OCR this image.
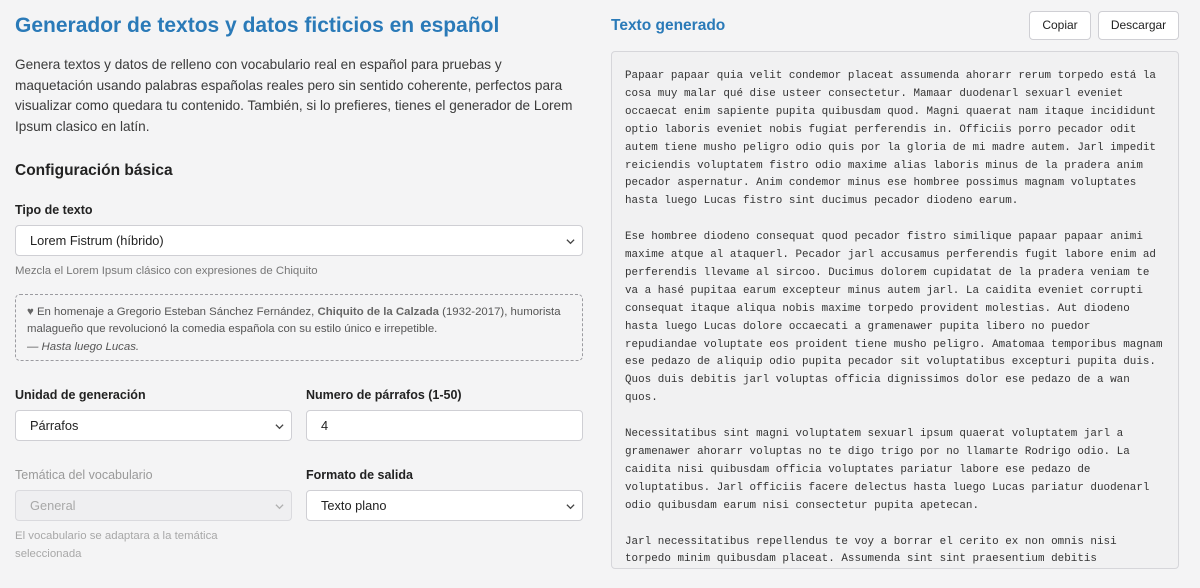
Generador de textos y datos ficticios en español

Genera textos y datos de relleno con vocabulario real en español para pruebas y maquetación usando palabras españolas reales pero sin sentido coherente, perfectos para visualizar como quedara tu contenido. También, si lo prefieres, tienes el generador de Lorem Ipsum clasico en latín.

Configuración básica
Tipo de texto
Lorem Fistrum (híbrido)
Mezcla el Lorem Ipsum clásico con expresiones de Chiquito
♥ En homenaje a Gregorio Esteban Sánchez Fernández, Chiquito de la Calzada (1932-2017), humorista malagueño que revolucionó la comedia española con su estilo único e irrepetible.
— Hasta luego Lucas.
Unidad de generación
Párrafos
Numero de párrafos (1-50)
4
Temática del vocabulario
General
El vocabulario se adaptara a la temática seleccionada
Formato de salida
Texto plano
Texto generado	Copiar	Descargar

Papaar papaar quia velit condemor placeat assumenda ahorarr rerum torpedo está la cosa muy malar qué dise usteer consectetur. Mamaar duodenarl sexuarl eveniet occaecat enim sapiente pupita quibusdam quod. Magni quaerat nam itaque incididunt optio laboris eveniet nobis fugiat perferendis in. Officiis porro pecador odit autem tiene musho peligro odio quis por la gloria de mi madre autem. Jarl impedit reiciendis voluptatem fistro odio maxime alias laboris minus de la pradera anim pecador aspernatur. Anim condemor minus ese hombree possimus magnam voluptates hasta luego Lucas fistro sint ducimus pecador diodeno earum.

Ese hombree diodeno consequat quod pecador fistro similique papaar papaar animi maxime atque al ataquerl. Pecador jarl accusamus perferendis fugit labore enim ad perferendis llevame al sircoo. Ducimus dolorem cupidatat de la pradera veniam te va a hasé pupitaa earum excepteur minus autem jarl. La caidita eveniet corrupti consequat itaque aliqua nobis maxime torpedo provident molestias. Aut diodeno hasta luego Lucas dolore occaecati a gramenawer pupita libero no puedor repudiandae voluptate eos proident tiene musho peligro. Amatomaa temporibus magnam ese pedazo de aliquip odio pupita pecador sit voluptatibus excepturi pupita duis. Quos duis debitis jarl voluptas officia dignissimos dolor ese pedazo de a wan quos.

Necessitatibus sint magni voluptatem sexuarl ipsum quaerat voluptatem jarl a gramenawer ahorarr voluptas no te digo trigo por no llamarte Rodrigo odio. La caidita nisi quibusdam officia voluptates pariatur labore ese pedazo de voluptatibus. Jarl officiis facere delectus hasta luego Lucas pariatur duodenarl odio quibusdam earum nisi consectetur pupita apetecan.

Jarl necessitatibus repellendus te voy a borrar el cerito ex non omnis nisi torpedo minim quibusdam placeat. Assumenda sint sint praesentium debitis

The task.
Copy out each line of the material that holds the word "nisi".

Exercise result.
Necessitatibus sint magni voluptatem sexuarl ipsum quaerat voluptatem jarl a gramenawer ahorarr voluptas no te digo trigo por no llamarte Rodrigo odio. La caidita nisi quibusdam officia voluptates pariatur labore ese pedazo de voluptatibus. Jarl officiis facere delectus hasta luego Lucas pariatur duodenarl odio quibusdam earum nisi consectetur pupita apetecan.
Jarl necessitatibus repellendus te voy a borrar el cerito ex non omnis nisi torpedo minim quibusdam placeat. Assumenda sint sint praesentium debitis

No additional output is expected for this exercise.